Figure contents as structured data
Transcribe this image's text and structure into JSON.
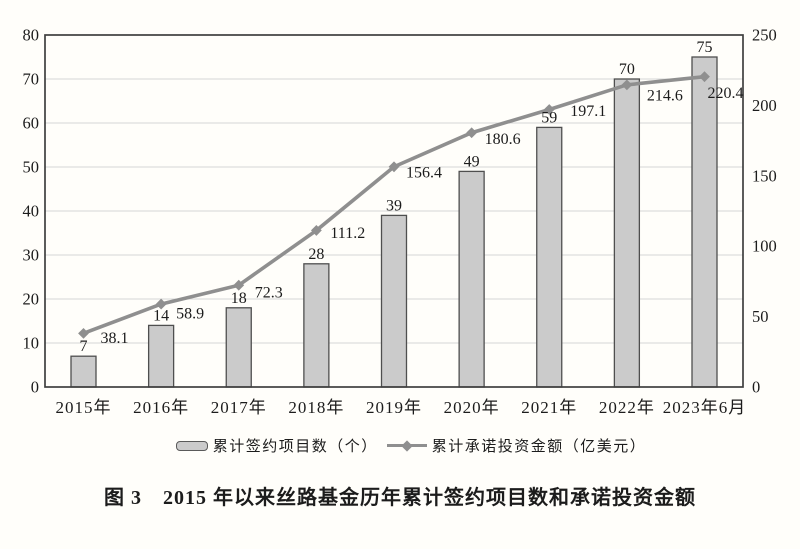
{
  "page": {
    "background": "#fffefa"
  },
  "chart_data": {
    "type": "bar",
    "subtype": "combo-bar-line-dual-axis",
    "categories": [
      "2015年",
      "2016年",
      "2017年",
      "2018年",
      "2019年",
      "2020年",
      "2021年",
      "2022年",
      "2023年6月"
    ],
    "series": [
      {
        "name": "累计签约项目数（个）",
        "type": "bar",
        "axis": "left",
        "values": [
          7,
          14,
          18,
          28,
          39,
          49,
          59,
          70,
          75
        ]
      },
      {
        "name": "累计承诺投资金额（亿美元）",
        "type": "line",
        "axis": "right",
        "marker": "diamond",
        "values": [
          38.1,
          58.9,
          72.3,
          111.2,
          156.4,
          180.6,
          197.1,
          214.6,
          220.4
        ]
      }
    ],
    "left_axis": {
      "min": 0,
      "max": 80,
      "tick_step": 10,
      "ticks": [
        0,
        10,
        20,
        30,
        40,
        50,
        60,
        70,
        80
      ]
    },
    "right_axis": {
      "min": 0,
      "max": 250,
      "tick_step": 50,
      "ticks": [
        0,
        50,
        100,
        150,
        200,
        250
      ]
    },
    "grid": "horizontal",
    "legend_position": "bottom",
    "data_labels": true,
    "colors": {
      "bar_fill": "#cbcbcb",
      "bar_border": "#4f4f4f",
      "line": "#8f8f8f",
      "grid": "#d6d6d6",
      "plot_border": "#3f3f3f",
      "text": "#1c1c1c"
    }
  },
  "caption": "图 3　2015 年以来丝路基金历年累计签约项目数和承诺投资金额"
}
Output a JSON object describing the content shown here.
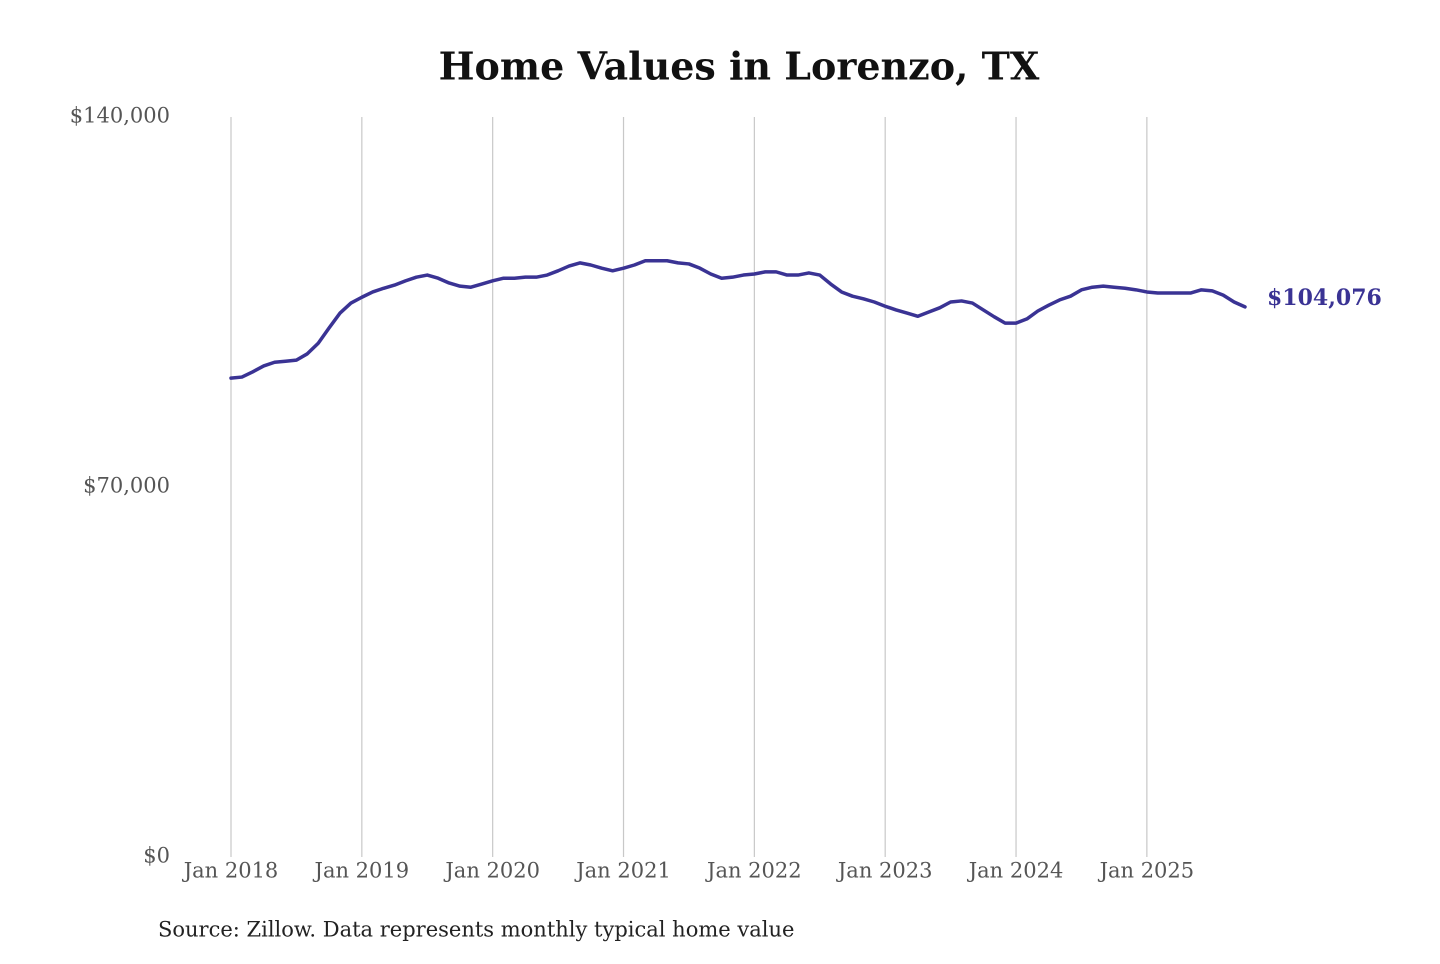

--- Given instruction ---
Pictures in the records above are left out; print everything else exactly as written.

--- Response below ---
Transcribe this image's text and structure into JSON.
{
  "page": {
    "background": "#fffefa"
  },
  "chart_data": {
    "type": "bar",
    "subtype": "combo-bar-line-dual-axis",
    "categories": [
      "2015年",
      "2016年",
      "2017年",
      "2018年",
      "2019年",
      "2020年",
      "2021年",
      "2022年",
      "2023年6月"
    ],
    "series": [
      {
        "name": "累计签约项目数（个）",
        "type": "bar",
        "axis": "left",
        "values": [
          7,
          14,
          18,
          28,
          39,
          49,
          59,
          70,
          75
        ]
      },
      {
        "name": "累计承诺投资金额（亿美元）",
        "type": "line",
        "axis": "right",
        "marker": "diamond",
        "values": [
          38.1,
          58.9,
          72.3,
          111.2,
          156.4,
          180.6,
          197.1,
          214.6,
          220.4
        ]
      }
    ],
    "left_axis": {
      "min": 0,
      "max": 80,
      "tick_step": 10,
      "ticks": [
        0,
        10,
        20,
        30,
        40,
        50,
        60,
        70,
        80
      ]
    },
    "right_axis": {
      "min": 0,
      "max": 250,
      "tick_step": 50,
      "ticks": [
        0,
        50,
        100,
        150,
        200,
        250
      ]
    },
    "grid": "horizontal",
    "legend_position": "bottom",
    "data_labels": true,
    "colors": {
      "bar_fill": "#cbcbcb",
      "bar_border": "#4f4f4f",
      "line": "#8f8f8f",
      "grid": "#d6d6d6",
      "plot_border": "#3f3f3f",
      "text": "#1c1c1c"
    }
  },
  "caption": "图 3　2015 年以来丝路基金历年累计签约项目数和承诺投资金额"
}
Output a JSON object describing the content shown here.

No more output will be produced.